***** Entries shown

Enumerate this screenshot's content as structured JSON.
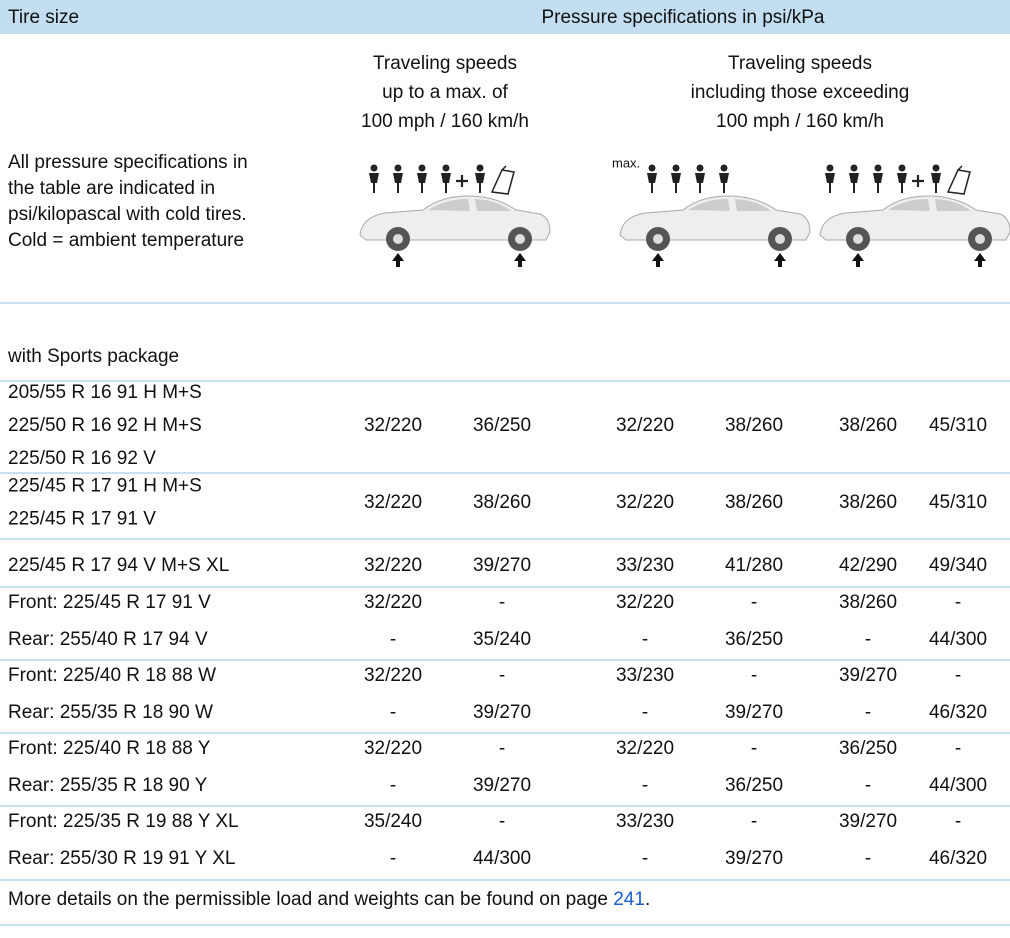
{
  "header": {
    "tire_size": "Tire size",
    "pressure": "Pressure specifications in psi/kPa"
  },
  "groups": [
    {
      "lines": [
        "Traveling speeds",
        "up to a max. of",
        "100 mph / 160 km/h"
      ]
    },
    {
      "lines": [
        "Traveling speeds",
        "including those exceeding",
        "100 mph / 160 km/h"
      ]
    }
  ],
  "note": [
    "All pressure specifications in",
    "the table are indicated in",
    "psi/kilopascal with cold tires.",
    "Cold = ambient temperature"
  ],
  "icon_label": "max.",
  "section": "with Sports package",
  "rows": [
    {
      "tire": [
        "205/55 R 16 91 H M+S",
        "225/50 R 16 92 H M+S",
        "225/50 R 16 92 V"
      ],
      "values": [
        "32/220",
        "36/250",
        "32/220",
        "38/260",
        "38/260",
        "45/310"
      ]
    },
    {
      "tire": [
        "225/45 R 17 91 H M+S",
        "225/45 R 17 91 V"
      ],
      "values": [
        "32/220",
        "38/260",
        "32/220",
        "38/260",
        "38/260",
        "45/310"
      ]
    },
    {
      "tire": [
        "225/45 R 17 94 V M+S XL"
      ],
      "values": [
        "32/220",
        "39/270",
        "33/230",
        "41/280",
        "42/290",
        "49/340"
      ]
    },
    {
      "tire": [
        "Front: 225/45 R 17 91 V"
      ],
      "values": [
        "32/220",
        "-",
        "32/220",
        "-",
        "38/260",
        "-"
      ]
    },
    {
      "tire": [
        "Rear: 255/40 R 17 94 V"
      ],
      "values": [
        "-",
        "35/240",
        "-",
        "36/250",
        "-",
        "44/300"
      ]
    },
    {
      "tire": [
        "Front: 225/40 R 18 88 W"
      ],
      "values": [
        "32/220",
        "-",
        "33/230",
        "-",
        "39/270",
        "-"
      ]
    },
    {
      "tire": [
        "Rear: 255/35 R 18 90 W"
      ],
      "values": [
        "-",
        "39/270",
        "-",
        "39/270",
        "-",
        "46/320"
      ]
    },
    {
      "tire": [
        "Front: 225/40 R 18 88 Y"
      ],
      "values": [
        "32/220",
        "-",
        "32/220",
        "-",
        "36/250",
        "-"
      ]
    },
    {
      "tire": [
        "Rear: 255/35 R 18 90 Y"
      ],
      "values": [
        "-",
        "39/270",
        "-",
        "36/250",
        "-",
        "44/300"
      ]
    },
    {
      "tire": [
        "Front: 225/35 R 19 88 Y XL"
      ],
      "values": [
        "35/240",
        "-",
        "33/230",
        "-",
        "39/270",
        "-"
      ]
    },
    {
      "tire": [
        "Rear: 255/30 R 19 91 Y XL"
      ],
      "values": [
        "-",
        "44/300",
        "-",
        "39/270",
        "-",
        "46/320"
      ]
    }
  ],
  "footer": {
    "text": "More details on the permissible load and weights can be found on page ",
    "link": "241",
    "end": "."
  }
}
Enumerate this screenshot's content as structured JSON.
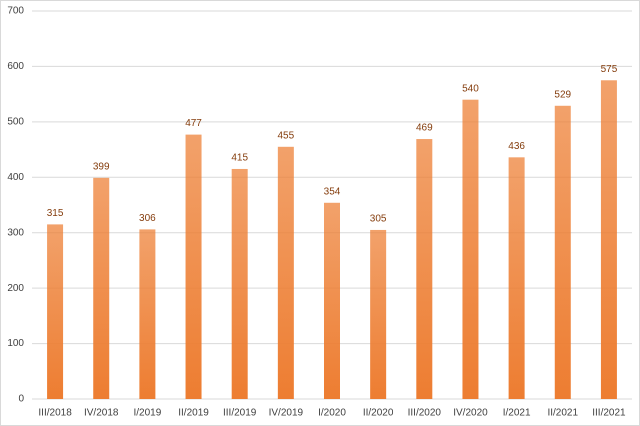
{
  "chart_data": {
    "type": "bar",
    "categories": [
      "III/2018",
      "IV/2018",
      "I/2019",
      "II/2019",
      "III/2019",
      "IV/2019",
      "I/2020",
      "II/2020",
      "III/2020",
      "IV/2020",
      "I/2021",
      "II/2021",
      "III/2021"
    ],
    "values": [
      315,
      399,
      306,
      477,
      415,
      455,
      354,
      305,
      469,
      540,
      436,
      529,
      575
    ],
    "color": "#ed7d31",
    "label_color": "#843c0c",
    "ylim": [
      0,
      700
    ],
    "yticks": [
      0,
      100,
      200,
      300,
      400,
      500,
      600,
      700
    ],
    "grid": true
  }
}
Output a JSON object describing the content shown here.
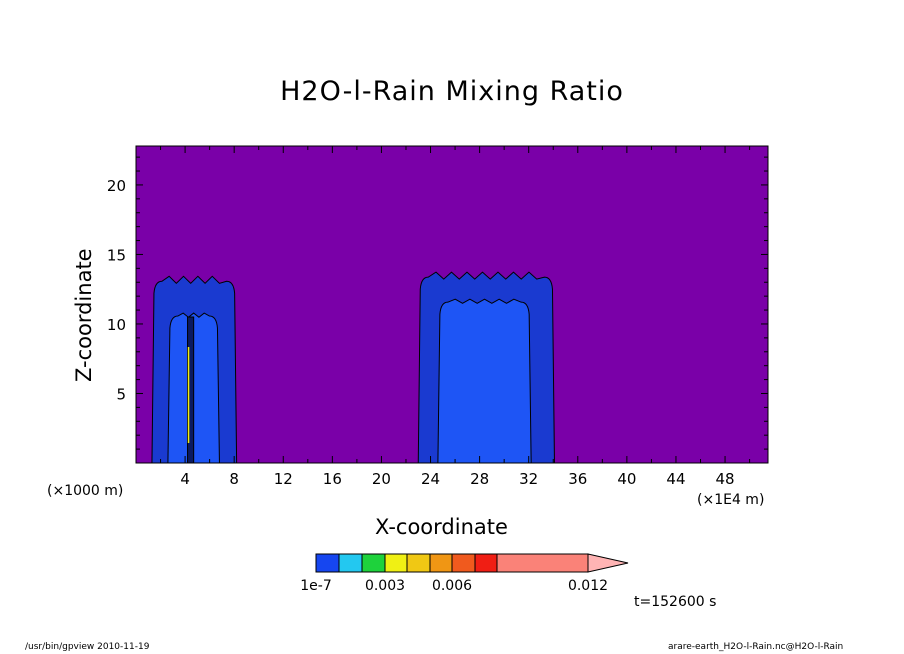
{
  "chart_data": {
    "type": "heatmap",
    "title": "H2O-l-Rain Mixing Ratio",
    "xlabel": "X-coordinate",
    "ylabel": "Z-coordinate",
    "x_unit_left": "(×1000 m)",
    "x_unit_right": "(×1E4 m)",
    "x_ticks": [
      4,
      8,
      12,
      16,
      20,
      24,
      28,
      32,
      36,
      40,
      44,
      48
    ],
    "y_ticks": [
      5,
      10,
      15,
      20
    ],
    "xlim": [
      0,
      51.5
    ],
    "ylim": [
      0,
      22.8
    ],
    "background_color": "#7a00a8",
    "levels": [
      1e-07,
      0.0015,
      0.003,
      0.0045,
      0.006,
      0.0075,
      0.009,
      0.012
    ],
    "colorbar": {
      "colors": [
        "#1646f0",
        "#23c8f0",
        "#1ed23c",
        "#f0f014",
        "#f0c814",
        "#f09614",
        "#f05a1e",
        "#f01e14",
        "#fa8278",
        "#ffb4b4"
      ],
      "tick_labels": [
        "1e-7",
        "0.003",
        "0.006",
        "0.012"
      ]
    },
    "cells": [
      {
        "name": "left-cell",
        "x": [
          1.3,
          8.2
        ],
        "top": 13.5,
        "inner_x": [
          2.6,
          6.8
        ],
        "inner_top": 11.0,
        "core_x": [
          4.2,
          4.7
        ],
        "core_top": 10.5
      },
      {
        "name": "right-cell",
        "x": [
          23.0,
          34.1
        ],
        "top": 13.8,
        "inner_x": [
          24.6,
          32.2
        ],
        "inner_top": 12.0
      }
    ],
    "time_label": "t=152600 s",
    "footer_left": "/usr/bin/gpview   2010-11-19",
    "footer_right": "arare-earth_H2O-l-Rain.nc@H2O-l-Rain"
  }
}
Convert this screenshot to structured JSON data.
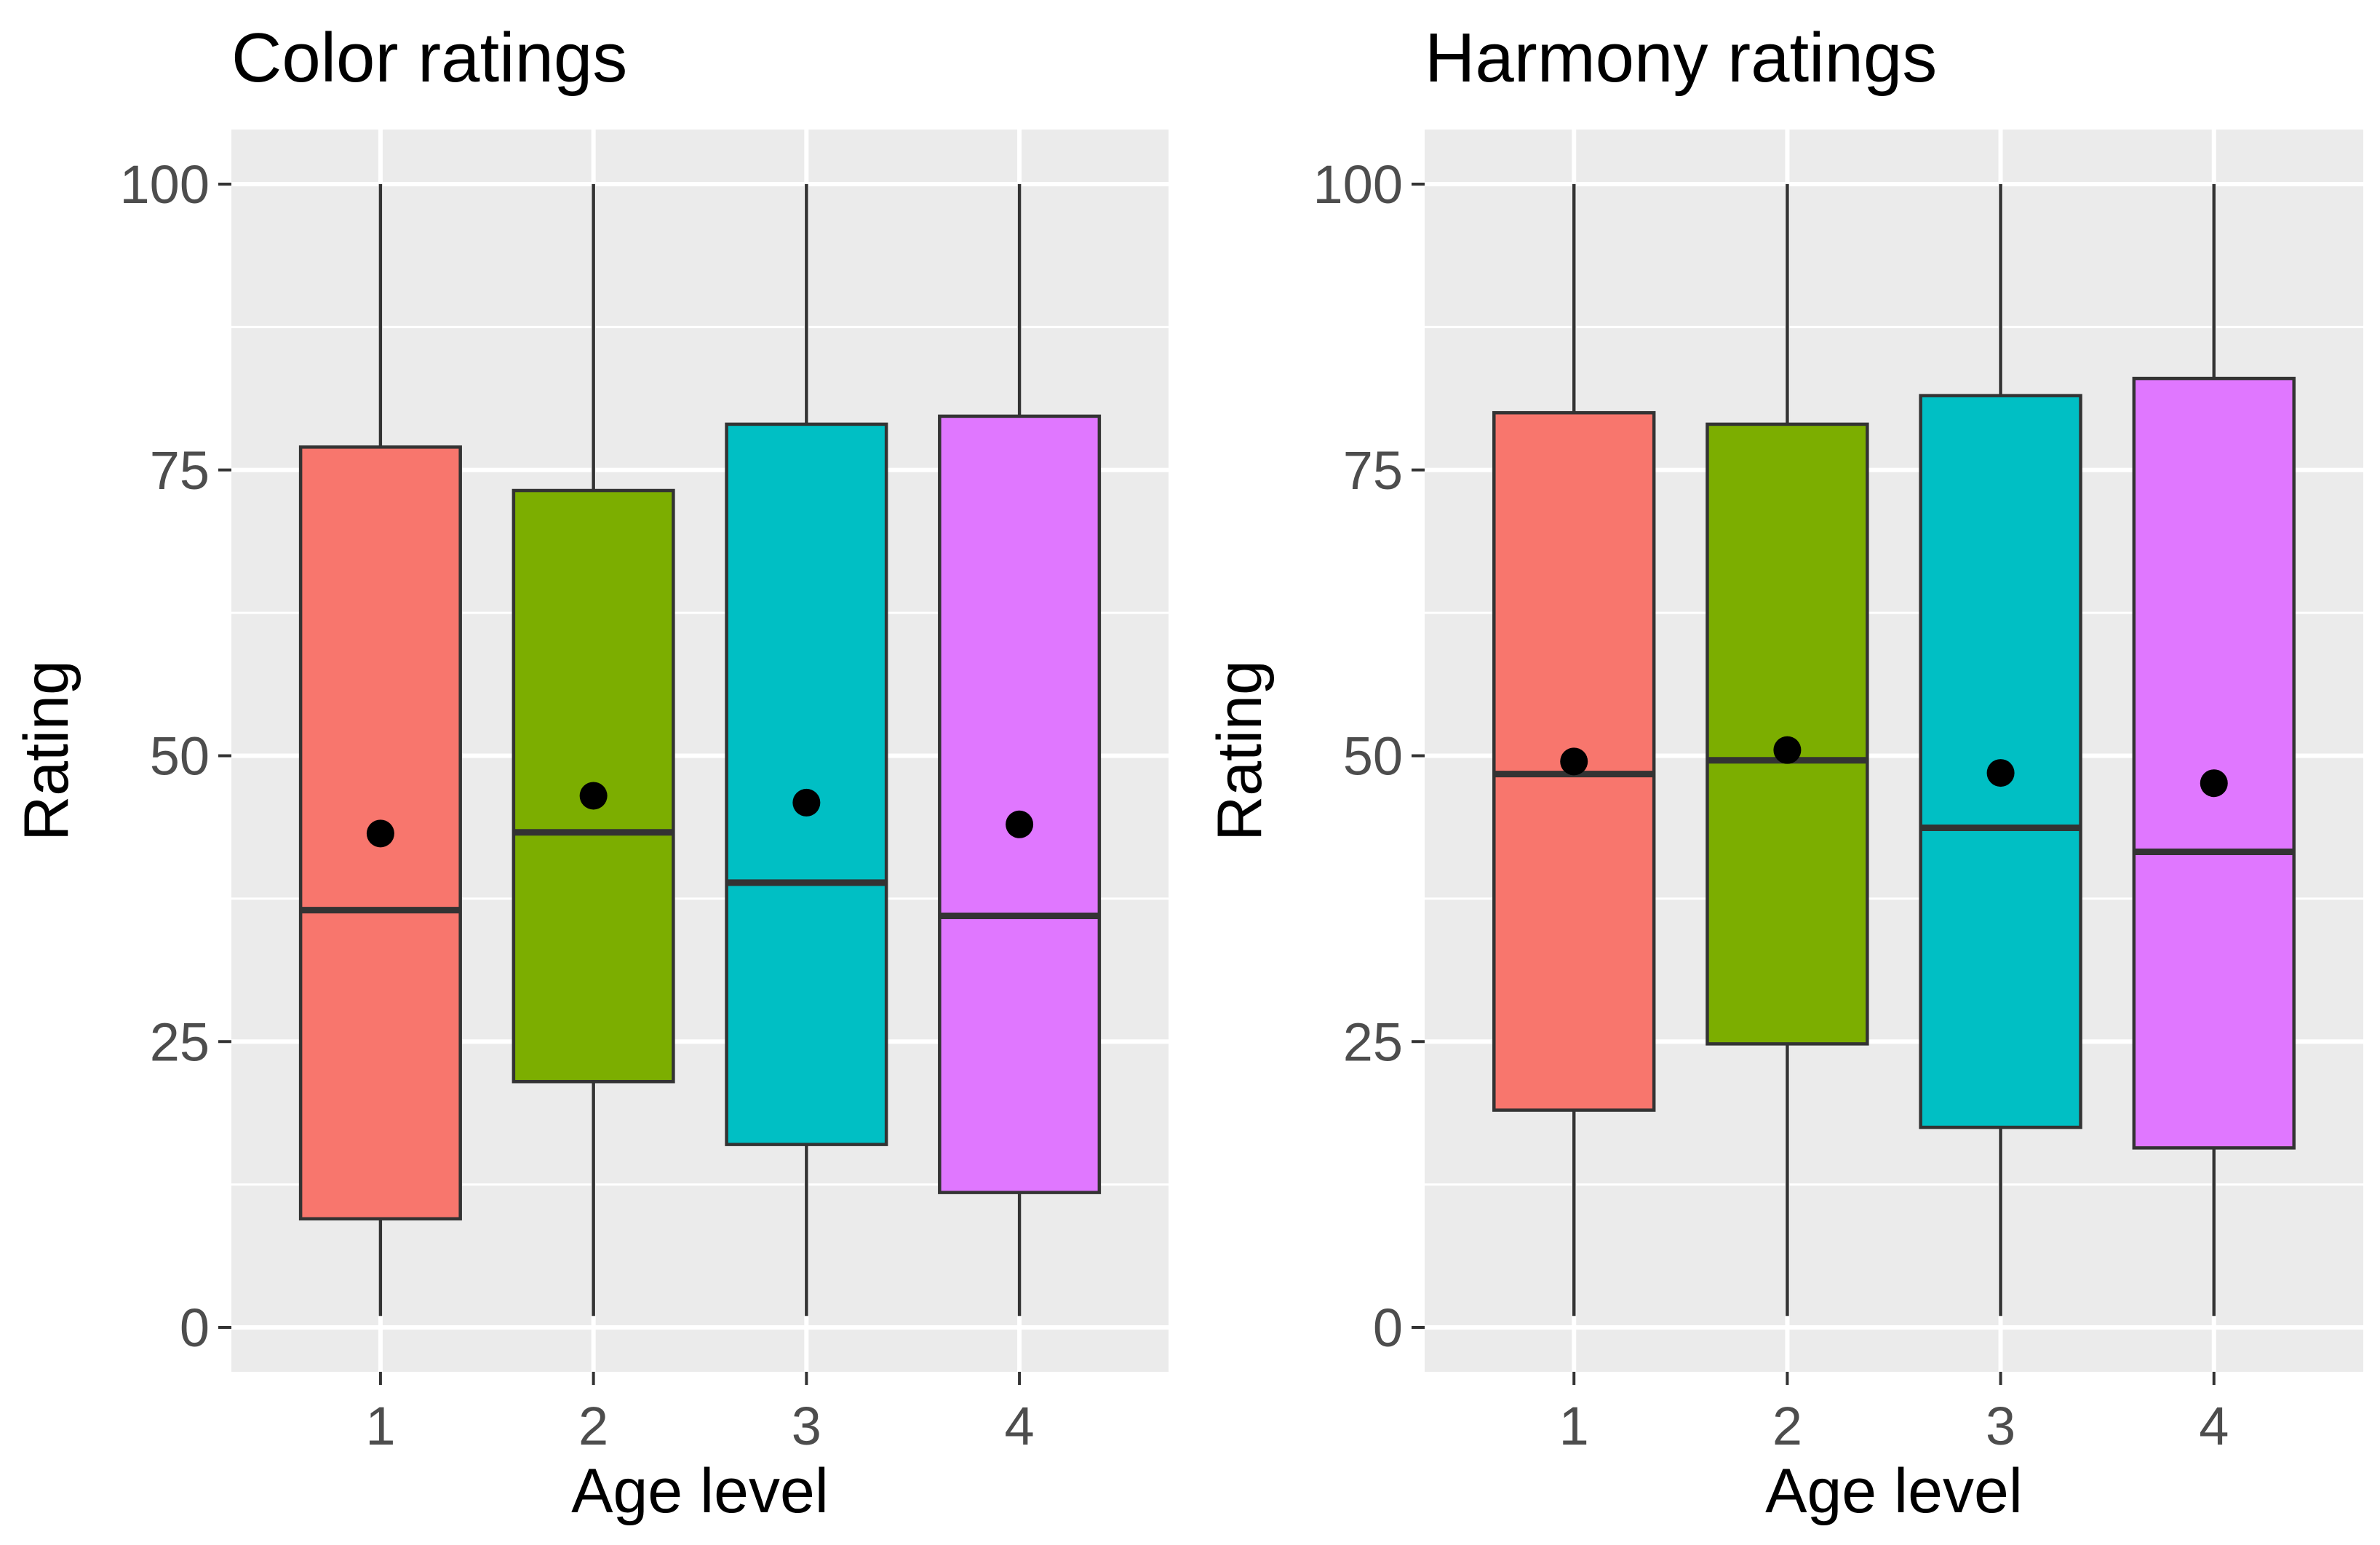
{
  "chart_data": [
    {
      "type": "boxplot",
      "title": "Color ratings",
      "xlabel": "Age level",
      "ylabel": "Rating",
      "ylim": [
        0,
        100
      ],
      "yticks": [
        0,
        25,
        50,
        75,
        100
      ],
      "grid": true,
      "legend": "none",
      "categories": [
        "1",
        "2",
        "3",
        "4"
      ],
      "boxes": [
        {
          "category": "1",
          "min": 1,
          "q1": 9.5,
          "median": 36.5,
          "q3": 77,
          "max": 100,
          "mean": 43.2,
          "color": "#F8766D"
        },
        {
          "category": "2",
          "min": 1,
          "q1": 21.5,
          "median": 43.3,
          "q3": 73.2,
          "max": 100,
          "mean": 46.5,
          "color": "#7CAE00"
        },
        {
          "category": "3",
          "min": 1,
          "q1": 16,
          "median": 38.9,
          "q3": 79,
          "max": 100,
          "mean": 45.9,
          "color": "#00BFC4"
        },
        {
          "category": "4",
          "min": 1,
          "q1": 11.8,
          "median": 36,
          "q3": 79.7,
          "max": 100,
          "mean": 44,
          "color": "#E077FF"
        }
      ]
    },
    {
      "type": "boxplot",
      "title": "Harmony ratings",
      "xlabel": "Age level",
      "ylabel": "Rating",
      "ylim": [
        0,
        100
      ],
      "yticks": [
        0,
        25,
        50,
        75,
        100
      ],
      "grid": true,
      "legend": "none",
      "categories": [
        "1",
        "2",
        "3",
        "4"
      ],
      "boxes": [
        {
          "category": "1",
          "min": 1,
          "q1": 19,
          "median": 48.4,
          "q3": 80,
          "max": 100,
          "mean": 49.5,
          "color": "#F8766D"
        },
        {
          "category": "2",
          "min": 1,
          "q1": 24.8,
          "median": 49.6,
          "q3": 79,
          "max": 100,
          "mean": 50.5,
          "color": "#7CAE00"
        },
        {
          "category": "3",
          "min": 1,
          "q1": 17.5,
          "median": 43.7,
          "q3": 81.5,
          "max": 100,
          "mean": 48.5,
          "color": "#00BFC4"
        },
        {
          "category": "4",
          "min": 1,
          "q1": 15.7,
          "median": 41.6,
          "q3": 83,
          "max": 100,
          "mean": 47.6,
          "color": "#E077FF"
        }
      ]
    }
  ]
}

**********

_Your instructions_
In the listing, find every line with the word "title" and state how many there are, nothing more.

_Solution for this exercise_
3